Task prompt —
Copy the lines below as they are; omit the images they contain.
# START OF Records to process
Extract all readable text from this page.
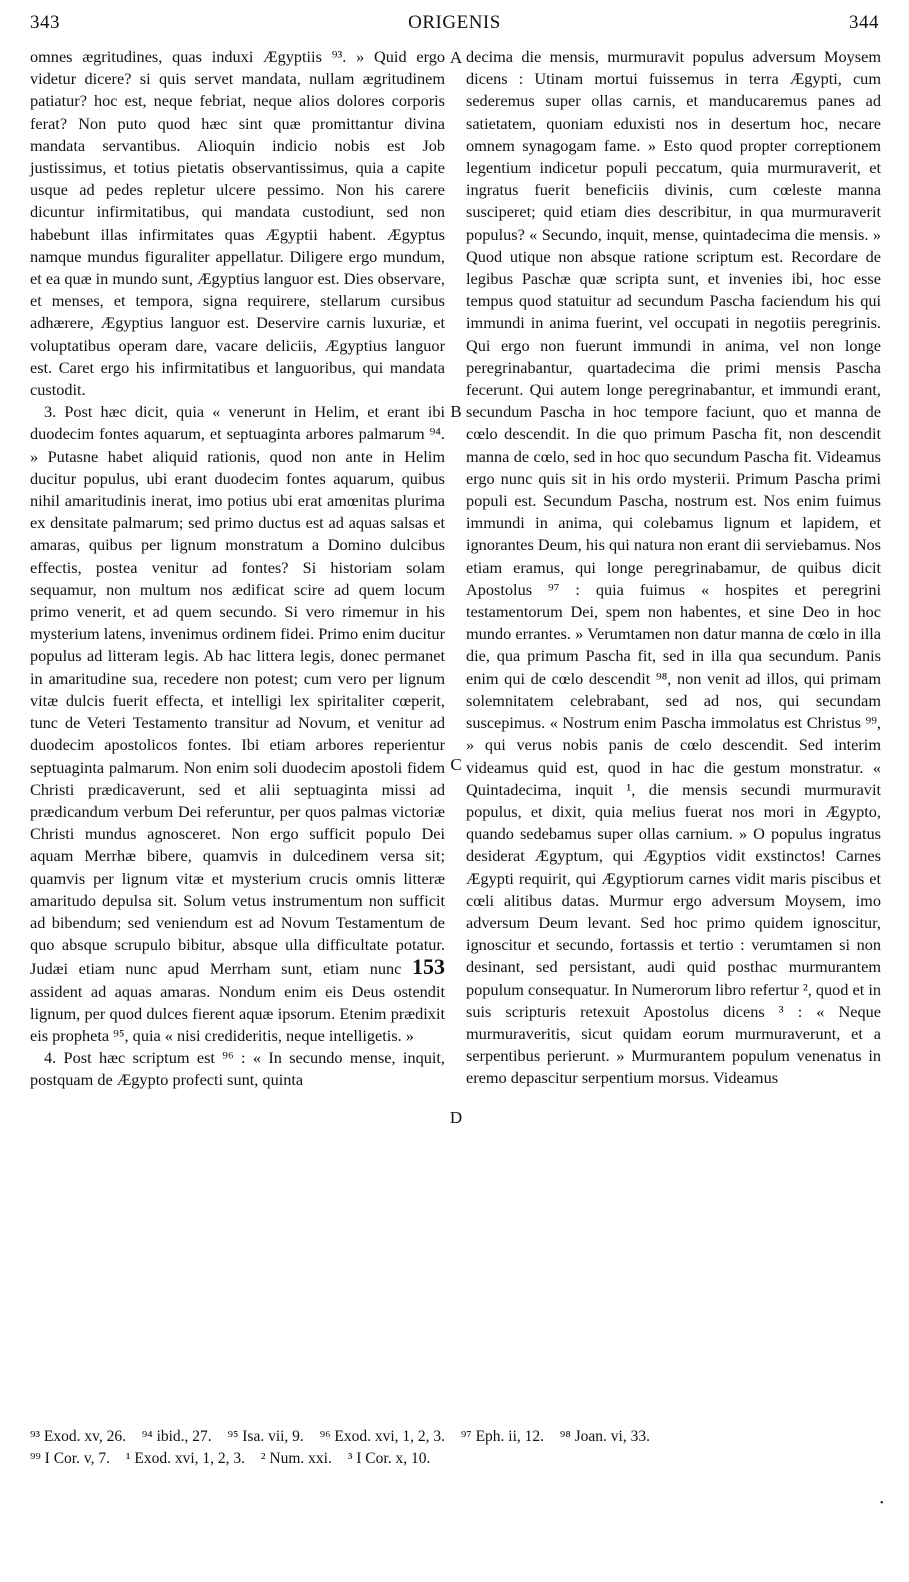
343	ORIGENIS	344

omnes ægritudines, quas induxi Ægyptiis ⁹³. » Quid ergo videtur dicere? si quis servet mandata, nullam ægritudinem patiatur? hoc est, neque febriat, neque alios dolores corporis ferat? Non puto quod hæc sint quæ promittantur divina mandata servantibus. Alioquin indicio nobis est Job justissimus, et totius pietatis observantissimus, quia a capite usque ad pedes repletur ulcere pessimo. Non his carere dicuntur infirmitatibus, qui mandata custodiunt, sed non habebunt illas infirmitates quas Ægyptii habent. Ægyptus namque mundus figuraliter appellatur. Diligere ergo mundum, et ea quæ in mundo sunt, Ægyptius languor est. Dies observare, et menses, et tempora, signa requirere, stellarum cursibus adhærere, Ægyptius languor est. Deservire carnis luxuriæ, et voluptatibus operam dare, vacare deliciis, Ægyptius languor est. Caret ergo his infirmitatibus et languoribus, qui mandata custodit.

3. Post hæc dicit, quia « venerunt in Helim, et erant ibi duodecim fontes aquarum, et septuaginta arbores palmarum ⁹⁴. » Putasne habet aliquid rationis, quod non ante in Helim ducitur populus, ubi erant duodecim fontes aquarum, quibus nihil amaritudinis inerat, imo potius ubi erat amœnitas plurima ex densitate palmarum; sed primo ductus est ad aquas salsas et amaras, quibus per lignum monstratum a Domino dulcibus effectis, postea venitur ad fontes? Si historiam solam sequamur, non multum nos ædificat scire ad quem locum primo venerit, et ad quem secundo. Si vero rimemur in his mysterium latens, invenimus ordinem fidei. Primo enim ducitur populus ad litteram legis. Ab hac littera legis, donec permanet in amaritudine sua, recedere non potest; cum vero per lignum vitæ dulcis fuerit effecta, et intelligi lex spiritaliter cœperit, tunc de Veteri Testamento transitur ad Novum, et venitur ad duodecim apostolicos fontes. Ibi etiam arbores reperientur septuaginta palmarum. Non enim soli duodecim apostoli fidem Christi prædicaverunt, sed et alii septuaginta missi ad prædicandum verbum Dei referuntur, per quos palmas victoriæ Christi mundus agnosceret. Non ergo sufficit populo Dei aquam Merrhæ bibere, quamvis in dulcedinem versa sit; quamvis per lignum vitæ et mysterium crucis omnis litteræ amaritudo depulsa sit. Solum vetus instrumentum non sufficit ad bibendum; sed veniendum est ad Novum Testamentum de quo absque scrupulo bibitur, absque ulla difficultate potatur. Judæi etiam nunc apud Merrham sunt, etiam nunc 153 assident ad aquas amaras. Nondum enim eis Deus ostendit lignum, per quod dulces fierent aquæ ipsorum. Etenim prædixit eis propheta ⁹⁵, quia « nisi credideritis, neque intelligetis. »

4. Post hæc scriptum est ⁹⁶ : « In secundo mense, inquit, postquam de Ægypto profecti sunt, quinta

A
B
C
D

decima die mensis, murmuravit populus adversum Moysem dicens : Utinam mortui fuissemus in terra Ægypti, cum sederemus super ollas carnis, et manducaremus panes ad satietatem, quoniam eduxisti nos in desertum hoc, necare omnem synagogam fame. » Esto quod propter correptionem legentium indicetur populi peccatum, quia murmuraverit, et ingratus fuerit beneficiis divinis, cum cœleste manna susciperet; quid etiam dies describitur, in qua murmuraverit populus? « Secundo, inquit, mense, quintadecima die mensis. » Quod utique non absque ratione scriptum est. Recordare de legibus Paschæ quæ scripta sunt, et invenies ibi, hoc esse tempus quod statuitur ad secundum Pascha faciendum his qui immundi in anima fuerint, vel occupati in negotiis peregrinis. Qui ergo non fuerunt immundi in anima, vel non longe peregrinabantur, quartadecima die primi mensis Pascha fecerunt. Qui autem longe peregrinabantur, et immundi erant, secundum Pascha in hoc tempore faciunt, quo et manna de cœlo descendit. In die quo primum Pascha fit, non descendit manna de cœlo, sed in hoc quo secundum Pascha fit. Videamus ergo nunc quis sit in his ordo mysterii. Primum Pascha primi populi est. Secundum Pascha, nostrum est. Nos enim fuimus immundi in anima, qui colebamus lignum et lapidem, et ignorantes Deum, his qui natura non erant dii serviebamus. Nos etiam eramus, qui longe peregrinabamur, de quibus dicit Apostolus ⁹⁷ : quia fuimus « hospites et peregrini testamentorum Dei, spem non habentes, et sine Deo in hoc mundo errantes. » Verumtamen non datur manna de cœlo in illa die, qua primum Pascha fit, sed in illa qua secundum. Panis enim qui de cœlo descendit ⁹⁸, non venit ad illos, qui primam solemnitatem celebrabant, sed ad nos, qui secundam suscepimus. « Nostrum enim Pascha immolatus est Christus ⁹⁹, » qui verus nobis panis de cœlo descendit. Sed interim videamus quid est, quod in hac die gestum monstratur. « Quintadecima, inquit ¹, die mensis secundi murmuravit populus, et dixit, quia melius fuerat nos mori in Ægypto, quando sedebamus super ollas carnium. » O populus ingratus desiderat Ægyptum, qui Ægyptios vidit exstinctos! Carnes Ægypti requirit, qui Ægyptiorum carnes vidit maris piscibus et cœli alitibus datas. Murmur ergo adversum Moysem, imo adversum Deum levant. Sed hoc primo quidem ignoscitur, ignoscitur et secundo, fortassis et tertio : verumtamen si non desinant, sed persistant, audi quid posthac murmurantem populum consequatur. In Numerorum libro refertur ², quod et in suis scripturis retexuit Apostolus dicens ³ : « Neque murmuraveritis, sicut quidam eorum murmuraverunt, et a serpentibus perierunt. » Murmurantem populum venenatus in eremo depascitur serpentium morsus. Videamus

⁹³ Exod. xv, 26. ⁹⁴ ibid., 27. ⁹⁵ Isa. vii, 9. ⁹⁶ Exod. xvi, 1, 2, 3. ⁹⁷ Eph. ii, 12. ⁹⁸ Joan. vi, 33.
⁹⁹ I Cor. v, 7. ¹ Exod. xvi, 1, 2, 3. ² Num. xxi. ³ I Cor. x, 10.
•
# END OF Records to process
Exercise solution —
Extract all readable text from this page.
343	ORIGENIS	344

omnes ægritudines, quas induxi Ægyptiis ⁹³. » Quid ergo videtur dicere? si quis servet mandata, nullam ægritudinem patiatur? hoc est, neque febriat, neque alios dolores corporis ferat? Non puto quod hæc sint quæ promittantur divina mandata servantibus. Alioquin indicio nobis est Job justissimus, et totius pietatis observantissimus, quia a capite usque ad pedes repletur ulcere pessimo. Non his carere dicuntur infirmitatibus, qui mandata custodiunt, sed non habebunt illas infirmitates quas Ægyptii habent. Ægyptus namque mundus figuraliter appellatur. Diligere ergo mundum, et ea quæ in mundo sunt, Ægyptius languor est. Dies observare, et menses, et tempora, signa requirere, stellarum cursibus adhærere, Ægyptius languor est. Deservire carnis luxuriæ, et voluptatibus operam dare, vacare deliciis, Ægyptius languor est. Caret ergo his infirmitatibus et languoribus, qui mandata custodit.

3. Post hæc dicit, quia « venerunt in Helim, et erant ibi duodecim fontes aquarum, et septuaginta arbores palmarum ⁹⁴. » Putasne habet aliquid rationis, quod non ante in Helim ducitur populus, ubi erant duodecim fontes aquarum, quibus nihil amaritudinis inerat, imo potius ubi erat amœnitas plurima ex densitate palmarum; sed primo ductus est ad aquas salsas et amaras, quibus per lignum monstratum a Domino dulcibus effectis, postea venitur ad fontes? Si historiam solam sequamur, non multum nos ædificat scire ad quem locum primo venerit, et ad quem secundo. Si vero rimemur in his mysterium latens, invenimus ordinem fidei. Primo enim ducitur populus ad litteram legis. Ab hac littera legis, donec permanet in amaritudine sua, recedere non potest; cum vero per lignum vitæ dulcis fuerit effecta, et intelligi lex spiritaliter cœperit, tunc de Veteri Testamento transitur ad Novum, et venitur ad duodecim apostolicos fontes. Ibi etiam arbores reperientur septuaginta palmarum. Non enim soli duodecim apostoli fidem Christi prædicaverunt, sed et alii septuaginta missi ad prædicandum verbum Dei referuntur, per quos palmas victoriæ Christi mundus agnosceret. Non ergo sufficit populo Dei aquam Merrhæ bibere, quamvis in dulcedinem versa sit; quamvis per lignum vitæ et mysterium crucis omnis litteræ amaritudo depulsa sit. Solum vetus instrumentum non sufficit ad bibendum; sed veniendum est ad Novum Testamentum de quo absque scrupulo bibitur, absque ulla difficultate potatur. Judæi etiam nunc apud Merrham sunt, etiam nunc 153 assident ad aquas amaras. Nondum enim eis Deus ostendit lignum, per quod dulces fierent aquæ ipsorum. Etenim prædixit eis propheta ⁹⁵, quia « nisi credideritis, neque intelligetis. »

4. Post hæc scriptum est ⁹⁶ : « In secundo mense, inquit, postquam de Ægypto profecti sunt, quinta

A
B
C
D

decima die mensis, murmuravit populus adversum Moysem dicens : Utinam mortui fuissemus in terra Ægypti, cum sederemus super ollas carnis, et manducaremus panes ad satietatem, quoniam eduxisti nos in desertum hoc, necare omnem synagogam fame. » Esto quod propter correptionem legentium indicetur populi peccatum, quia murmuraverit, et ingratus fuerit beneficiis divinis, cum cœleste manna susciperet; quid etiam dies describitur, in qua murmuraverit populus? « Secundo, inquit, mense, quintadecima die mensis. » Quod utique non absque ratione scriptum est. Recordare de legibus Paschæ quæ scripta sunt, et invenies ibi, hoc esse tempus quod statuitur ad secundum Pascha faciendum his qui immundi in anima fuerint, vel occupati in negotiis peregrinis. Qui ergo non fuerunt immundi in anima, vel non longe peregrinabantur, quartadecima die primi mensis Pascha fecerunt. Qui autem longe peregrinabantur, et immundi erant, secundum Pascha in hoc tempore faciunt, quo et manna de cœlo descendit. In die quo primum Pascha fit, non descendit manna de cœlo, sed in hoc quo secundum Pascha fit. Videamus ergo nunc quis sit in his ordo mysterii. Primum Pascha primi populi est. Secundum Pascha, nostrum est. Nos enim fuimus immundi in anima, qui colebamus lignum et lapidem, et ignorantes Deum, his qui natura non erant dii serviebamus. Nos etiam eramus, qui longe peregrinabamur, de quibus dicit Apostolus ⁹⁷ : quia fuimus « hospites et peregrini testamentorum Dei, spem non habentes, et sine Deo in hoc mundo errantes. » Verumtamen non datur manna de cœlo in illa die, qua primum Pascha fit, sed in illa qua secundum. Panis enim qui de cœlo descendit ⁹⁸, non venit ad illos, qui primam solemnitatem celebrabant, sed ad nos, qui secundam suscepimus. « Nostrum enim Pascha immolatus est Christus ⁹⁹, » qui verus nobis panis de cœlo descendit. Sed interim videamus quid est, quod in hac die gestum monstratur. « Quintadecima, inquit ¹, die mensis secundi murmuravit populus, et dixit, quia melius fuerat nos mori in Ægypto, quando sedebamus super ollas carnium. » O populus ingratus desiderat Ægyptum, qui Ægyptios vidit exstinctos! Carnes Ægypti requirit, qui Ægyptiorum carnes vidit maris piscibus et cœli alitibus datas. Murmur ergo adversum Moysem, imo adversum Deum levant. Sed hoc primo quidem ignoscitur, ignoscitur et secundo, fortassis et tertio : verumtamen si non desinant, sed persistant, audi quid posthac murmurantem populum consequatur. In Numerorum libro refertur ², quod et in suis scripturis retexuit Apostolus dicens ³ : « Neque murmuraveritis, sicut quidam eorum murmuraverunt, et a serpentibus perierunt. » Murmurantem populum venenatus in eremo depascitur serpentium morsus. Videamus

⁹³ Exod. xv, 26. ⁹⁴ ibid., 27. ⁹⁵ Isa. vii, 9. ⁹⁶ Exod. xvi, 1, 2, 3. ⁹⁷ Eph. ii, 12. ⁹⁸ Joan. vi, 33.
⁹⁹ I Cor. v, 7. ¹ Exod. xvi, 1, 2, 3. ² Num. xxi. ³ I Cor. x, 10.
•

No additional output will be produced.